The problem =
Copy out every line exactly, passing over the pictures.

## Start Input for this task

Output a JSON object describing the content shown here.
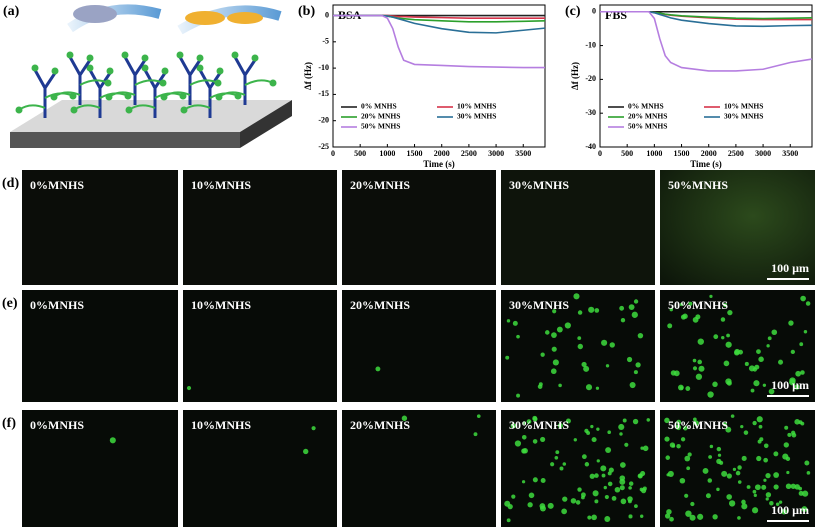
{
  "panel_labels": [
    "(a)",
    "(b)",
    "(c)"
  ],
  "chart_data": [
    {
      "type": "line",
      "title": "BSA",
      "x_label": "Time (s)",
      "y_label": "Δf (Hz)",
      "x": [
        0,
        500,
        900,
        1000,
        1100,
        1200,
        1300,
        1500,
        2000,
        2500,
        3000,
        3500,
        3900
      ],
      "xlim": [
        0,
        3900
      ],
      "xticks": [
        0,
        500,
        1000,
        1500,
        2000,
        2500,
        3000,
        3500
      ],
      "ylim": [
        -25,
        2
      ],
      "yticks": [
        0,
        -5,
        -10,
        -15,
        -20,
        -25
      ],
      "legend": "lower",
      "legend_columns": 2,
      "series": [
        {
          "name": "0% MNHS",
          "color": "#222222",
          "values": [
            0,
            0,
            0,
            0,
            0,
            0,
            0,
            0,
            0,
            0,
            0,
            0,
            0
          ]
        },
        {
          "name": "10% MNHS",
          "color": "#d6334a",
          "values": [
            0,
            0,
            0,
            0,
            -0.1,
            -0.2,
            -0.2,
            -0.3,
            -0.4,
            -0.5,
            -0.5,
            -0.5,
            -0.5
          ]
        },
        {
          "name": "20% MNHS",
          "color": "#2ca02c",
          "values": [
            0,
            0,
            0,
            -0.1,
            -0.3,
            -0.5,
            -0.6,
            -0.8,
            -1.0,
            -1.2,
            -1.2,
            -1.1,
            -1.0
          ]
        },
        {
          "name": "30% MNHS",
          "color": "#2a6f97",
          "values": [
            0,
            0,
            0,
            -0.1,
            -0.3,
            -0.6,
            -0.9,
            -1.5,
            -2.5,
            -3.2,
            -3.3,
            -2.8,
            -2.4
          ]
        },
        {
          "name": "50% MNHS",
          "color": "#b57ee0",
          "values": [
            0,
            0,
            0,
            -0.5,
            -2.5,
            -6,
            -8.5,
            -9.3,
            -9.5,
            -9.7,
            -9.8,
            -9.9,
            -9.9
          ]
        }
      ]
    },
    {
      "type": "line",
      "title": "FBS",
      "x_label": "Time (s)",
      "y_label": "Δf (Hz)",
      "x": [
        0,
        500,
        900,
        1000,
        1100,
        1200,
        1300,
        1500,
        2000,
        2500,
        3000,
        3500,
        3900
      ],
      "xlim": [
        0,
        3900
      ],
      "xticks": [
        0,
        500,
        1000,
        1500,
        2000,
        2500,
        3000,
        3500
      ],
      "ylim": [
        -40,
        2
      ],
      "yticks": [
        0,
        -10,
        -20,
        -30,
        -40
      ],
      "legend": "lower",
      "legend_columns": 2,
      "series": [
        {
          "name": "0% MNHS",
          "color": "#222222",
          "values": [
            0,
            0,
            0,
            0,
            0,
            0,
            0,
            0,
            0,
            0,
            0,
            0,
            0
          ]
        },
        {
          "name": "10% MNHS",
          "color": "#d6334a",
          "values": [
            0,
            0,
            0,
            -0.2,
            -0.5,
            -0.8,
            -1,
            -1.3,
            -1.8,
            -2.2,
            -2.3,
            -2.3,
            -2.3
          ]
        },
        {
          "name": "20% MNHS",
          "color": "#2ca02c",
          "values": [
            0,
            0,
            0,
            -0.2,
            -0.4,
            -0.7,
            -0.9,
            -1.2,
            -1.6,
            -1.9,
            -2.0,
            -1.9,
            -1.8
          ]
        },
        {
          "name": "30% MNHS",
          "color": "#2a6f97",
          "values": [
            0,
            0,
            0,
            -0.3,
            -0.8,
            -1.3,
            -1.8,
            -2.5,
            -3.5,
            -4.2,
            -4.3,
            -4.1,
            -4.0
          ]
        },
        {
          "name": "50% MNHS",
          "color": "#b57ee0",
          "values": [
            0,
            0,
            0,
            -2,
            -8,
            -13,
            -15,
            -16.5,
            -17.5,
            -17.5,
            -17,
            -15,
            -14
          ]
        }
      ]
    }
  ],
  "image_rows": [
    {
      "label": "(d)",
      "cells": [
        "0%MNHS",
        "10%MNHS",
        "20%MNHS",
        "30%MNHS",
        "50%MNHS"
      ],
      "scale_bar": "100 µm"
    },
    {
      "label": "(e)",
      "cells": [
        "0%MNHS",
        "10%MNHS",
        "20%MNHS",
        "30%MNHS",
        "50%MNHS"
      ],
      "scale_bar": "100 µm"
    },
    {
      "label": "(f)",
      "cells": [
        "0%MNHS",
        "10%MNHS",
        "20%MNHS",
        "30%MNHS",
        "50%MNHS"
      ],
      "scale_bar": "100 µm"
    }
  ]
}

## End Input for this task

Output below =
Output a JSON object describing the content shown here.
{
  "panel_labels": [
    "(a)",
    "(b)",
    "(c)"
  ],
  "chart_data": [
    {
      "type": "line",
      "title": "BSA",
      "x_label": "Time (s)",
      "y_label": "Δf (Hz)",
      "x": [
        0,
        500,
        900,
        1000,
        1100,
        1200,
        1300,
        1500,
        2000,
        2500,
        3000,
        3500,
        3900
      ],
      "xlim": [
        0,
        3900
      ],
      "xticks": [
        0,
        500,
        1000,
        1500,
        2000,
        2500,
        3000,
        3500
      ],
      "ylim": [
        -25,
        2
      ],
      "yticks": [
        0,
        -5,
        -10,
        -15,
        -20,
        -25
      ],
      "legend": "lower",
      "legend_columns": 2,
      "series": [
        {
          "name": "0% MNHS",
          "color": "#222222",
          "values": [
            0,
            0,
            0,
            0,
            0,
            0,
            0,
            0,
            0,
            0,
            0,
            0,
            0
          ]
        },
        {
          "name": "10% MNHS",
          "color": "#d6334a",
          "values": [
            0,
            0,
            0,
            0,
            -0.1,
            -0.2,
            -0.2,
            -0.3,
            -0.4,
            -0.5,
            -0.5,
            -0.5,
            -0.5
          ]
        },
        {
          "name": "20% MNHS",
          "color": "#2ca02c",
          "values": [
            0,
            0,
            0,
            -0.1,
            -0.3,
            -0.5,
            -0.6,
            -0.8,
            -1.0,
            -1.2,
            -1.2,
            -1.1,
            -1.0
          ]
        },
        {
          "name": "30% MNHS",
          "color": "#2a6f97",
          "values": [
            0,
            0,
            0,
            -0.1,
            -0.3,
            -0.6,
            -0.9,
            -1.5,
            -2.5,
            -3.2,
            -3.3,
            -2.8,
            -2.4
          ]
        },
        {
          "name": "50% MNHS",
          "color": "#b57ee0",
          "values": [
            0,
            0,
            0,
            -0.5,
            -2.5,
            -6,
            -8.5,
            -9.3,
            -9.5,
            -9.7,
            -9.8,
            -9.9,
            -9.9
          ]
        }
      ]
    },
    {
      "type": "line",
      "title": "FBS",
      "x_label": "Time (s)",
      "y_label": "Δf (Hz)",
      "x": [
        0,
        500,
        900,
        1000,
        1100,
        1200,
        1300,
        1500,
        2000,
        2500,
        3000,
        3500,
        3900
      ],
      "xlim": [
        0,
        3900
      ],
      "xticks": [
        0,
        500,
        1000,
        1500,
        2000,
        2500,
        3000,
        3500
      ],
      "ylim": [
        -40,
        2
      ],
      "yticks": [
        0,
        -10,
        -20,
        -30,
        -40
      ],
      "legend": "lower",
      "legend_columns": 2,
      "series": [
        {
          "name": "0% MNHS",
          "color": "#222222",
          "values": [
            0,
            0,
            0,
            0,
            0,
            0,
            0,
            0,
            0,
            0,
            0,
            0,
            0
          ]
        },
        {
          "name": "10% MNHS",
          "color": "#d6334a",
          "values": [
            0,
            0,
            0,
            -0.2,
            -0.5,
            -0.8,
            -1,
            -1.3,
            -1.8,
            -2.2,
            -2.3,
            -2.3,
            -2.3
          ]
        },
        {
          "name": "20% MNHS",
          "color": "#2ca02c",
          "values": [
            0,
            0,
            0,
            -0.2,
            -0.4,
            -0.7,
            -0.9,
            -1.2,
            -1.6,
            -1.9,
            -2.0,
            -1.9,
            -1.8
          ]
        },
        {
          "name": "30% MNHS",
          "color": "#2a6f97",
          "values": [
            0,
            0,
            0,
            -0.3,
            -0.8,
            -1.3,
            -1.8,
            -2.5,
            -3.5,
            -4.2,
            -4.3,
            -4.1,
            -4.0
          ]
        },
        {
          "name": "50% MNHS",
          "color": "#b57ee0",
          "values": [
            0,
            0,
            0,
            -2,
            -8,
            -13,
            -15,
            -16.5,
            -17.5,
            -17.5,
            -17,
            -15,
            -14
          ]
        }
      ]
    }
  ],
  "image_rows": [
    {
      "label": "(d)",
      "cells": [
        "0%MNHS",
        "10%MNHS",
        "20%MNHS",
        "30%MNHS",
        "50%MNHS"
      ],
      "scale_bar": "100 µm"
    },
    {
      "label": "(e)",
      "cells": [
        "0%MNHS",
        "10%MNHS",
        "20%MNHS",
        "30%MNHS",
        "50%MNHS"
      ],
      "scale_bar": "100 µm"
    },
    {
      "label": "(f)",
      "cells": [
        "0%MNHS",
        "10%MNHS",
        "20%MNHS",
        "30%MNHS",
        "50%MNHS"
      ],
      "scale_bar": "100 µm"
    }
  ]
}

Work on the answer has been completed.